--- start ---

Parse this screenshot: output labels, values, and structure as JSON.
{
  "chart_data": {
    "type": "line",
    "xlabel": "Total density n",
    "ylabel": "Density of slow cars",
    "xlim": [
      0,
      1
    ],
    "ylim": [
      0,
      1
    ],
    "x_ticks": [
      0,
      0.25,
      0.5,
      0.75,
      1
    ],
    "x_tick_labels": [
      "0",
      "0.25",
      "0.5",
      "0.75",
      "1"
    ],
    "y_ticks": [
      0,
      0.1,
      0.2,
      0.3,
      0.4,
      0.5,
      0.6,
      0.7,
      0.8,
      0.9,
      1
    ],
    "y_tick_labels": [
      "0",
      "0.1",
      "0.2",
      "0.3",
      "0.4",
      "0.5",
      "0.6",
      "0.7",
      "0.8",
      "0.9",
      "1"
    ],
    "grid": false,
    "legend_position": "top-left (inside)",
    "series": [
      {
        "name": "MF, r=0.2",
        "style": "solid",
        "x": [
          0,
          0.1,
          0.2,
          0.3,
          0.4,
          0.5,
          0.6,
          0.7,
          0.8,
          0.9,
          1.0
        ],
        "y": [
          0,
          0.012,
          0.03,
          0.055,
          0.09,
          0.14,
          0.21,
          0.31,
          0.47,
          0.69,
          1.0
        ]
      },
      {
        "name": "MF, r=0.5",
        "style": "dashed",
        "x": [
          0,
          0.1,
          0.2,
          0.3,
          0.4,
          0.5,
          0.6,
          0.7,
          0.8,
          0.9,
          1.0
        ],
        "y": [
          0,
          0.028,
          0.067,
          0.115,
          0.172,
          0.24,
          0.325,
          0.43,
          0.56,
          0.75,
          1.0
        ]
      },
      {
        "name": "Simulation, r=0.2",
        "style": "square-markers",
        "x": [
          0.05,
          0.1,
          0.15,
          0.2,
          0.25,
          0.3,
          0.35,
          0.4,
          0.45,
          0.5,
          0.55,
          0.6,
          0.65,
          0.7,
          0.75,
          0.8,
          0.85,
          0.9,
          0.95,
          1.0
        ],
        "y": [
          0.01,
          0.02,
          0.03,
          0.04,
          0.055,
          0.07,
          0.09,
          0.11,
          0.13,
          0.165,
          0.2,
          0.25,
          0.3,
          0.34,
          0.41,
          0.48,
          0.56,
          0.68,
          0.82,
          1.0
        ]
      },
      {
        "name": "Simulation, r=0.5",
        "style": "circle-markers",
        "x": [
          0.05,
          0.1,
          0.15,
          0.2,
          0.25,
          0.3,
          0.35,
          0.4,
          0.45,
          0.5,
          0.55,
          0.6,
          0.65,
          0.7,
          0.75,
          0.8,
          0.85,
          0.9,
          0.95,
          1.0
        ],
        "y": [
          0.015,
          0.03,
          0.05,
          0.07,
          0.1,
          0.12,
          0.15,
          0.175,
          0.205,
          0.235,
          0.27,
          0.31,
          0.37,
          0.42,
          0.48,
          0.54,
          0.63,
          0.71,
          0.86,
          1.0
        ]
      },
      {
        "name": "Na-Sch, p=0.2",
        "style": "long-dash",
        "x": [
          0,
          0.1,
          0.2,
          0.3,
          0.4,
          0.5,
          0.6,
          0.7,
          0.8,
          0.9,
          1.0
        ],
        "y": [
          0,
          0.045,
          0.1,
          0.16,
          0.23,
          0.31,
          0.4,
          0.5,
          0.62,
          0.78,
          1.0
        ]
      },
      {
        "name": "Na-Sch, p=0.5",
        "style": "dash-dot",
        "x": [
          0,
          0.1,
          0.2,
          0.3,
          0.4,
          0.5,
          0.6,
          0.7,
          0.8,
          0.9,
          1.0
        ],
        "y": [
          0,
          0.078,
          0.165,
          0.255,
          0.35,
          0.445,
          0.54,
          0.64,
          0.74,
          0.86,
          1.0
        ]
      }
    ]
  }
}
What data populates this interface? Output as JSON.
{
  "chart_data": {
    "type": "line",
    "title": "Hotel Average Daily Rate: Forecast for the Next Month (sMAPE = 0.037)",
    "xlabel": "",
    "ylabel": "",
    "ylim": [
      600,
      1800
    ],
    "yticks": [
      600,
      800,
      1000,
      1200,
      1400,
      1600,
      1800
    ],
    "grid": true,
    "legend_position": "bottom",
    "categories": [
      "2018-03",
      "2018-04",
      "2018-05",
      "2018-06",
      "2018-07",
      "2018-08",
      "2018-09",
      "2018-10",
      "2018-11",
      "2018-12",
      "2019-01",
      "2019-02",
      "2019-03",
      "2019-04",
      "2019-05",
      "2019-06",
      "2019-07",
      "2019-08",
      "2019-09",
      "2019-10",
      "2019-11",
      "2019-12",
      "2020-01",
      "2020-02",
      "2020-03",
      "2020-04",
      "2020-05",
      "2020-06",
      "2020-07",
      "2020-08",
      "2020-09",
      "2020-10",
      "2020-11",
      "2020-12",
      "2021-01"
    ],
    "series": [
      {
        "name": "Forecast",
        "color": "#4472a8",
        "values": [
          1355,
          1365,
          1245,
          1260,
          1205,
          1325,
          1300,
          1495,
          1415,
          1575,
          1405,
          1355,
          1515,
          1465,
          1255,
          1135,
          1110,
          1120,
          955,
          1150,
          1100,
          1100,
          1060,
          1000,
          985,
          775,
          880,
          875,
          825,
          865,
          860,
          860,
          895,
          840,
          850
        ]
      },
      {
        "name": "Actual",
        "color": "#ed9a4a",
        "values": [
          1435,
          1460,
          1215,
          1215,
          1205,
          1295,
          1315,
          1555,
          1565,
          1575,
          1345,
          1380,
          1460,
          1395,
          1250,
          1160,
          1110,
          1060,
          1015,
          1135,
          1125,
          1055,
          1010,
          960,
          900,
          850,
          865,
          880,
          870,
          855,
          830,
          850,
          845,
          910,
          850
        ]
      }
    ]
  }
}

--- end ---

Find and copy each line above that includes the string "style".

        "style": "solid",
        "style": "dashed",
        "style": "square-markers",
        "style": "circle-markers",
        "style": "long-dash",
        "style": "dash-dot",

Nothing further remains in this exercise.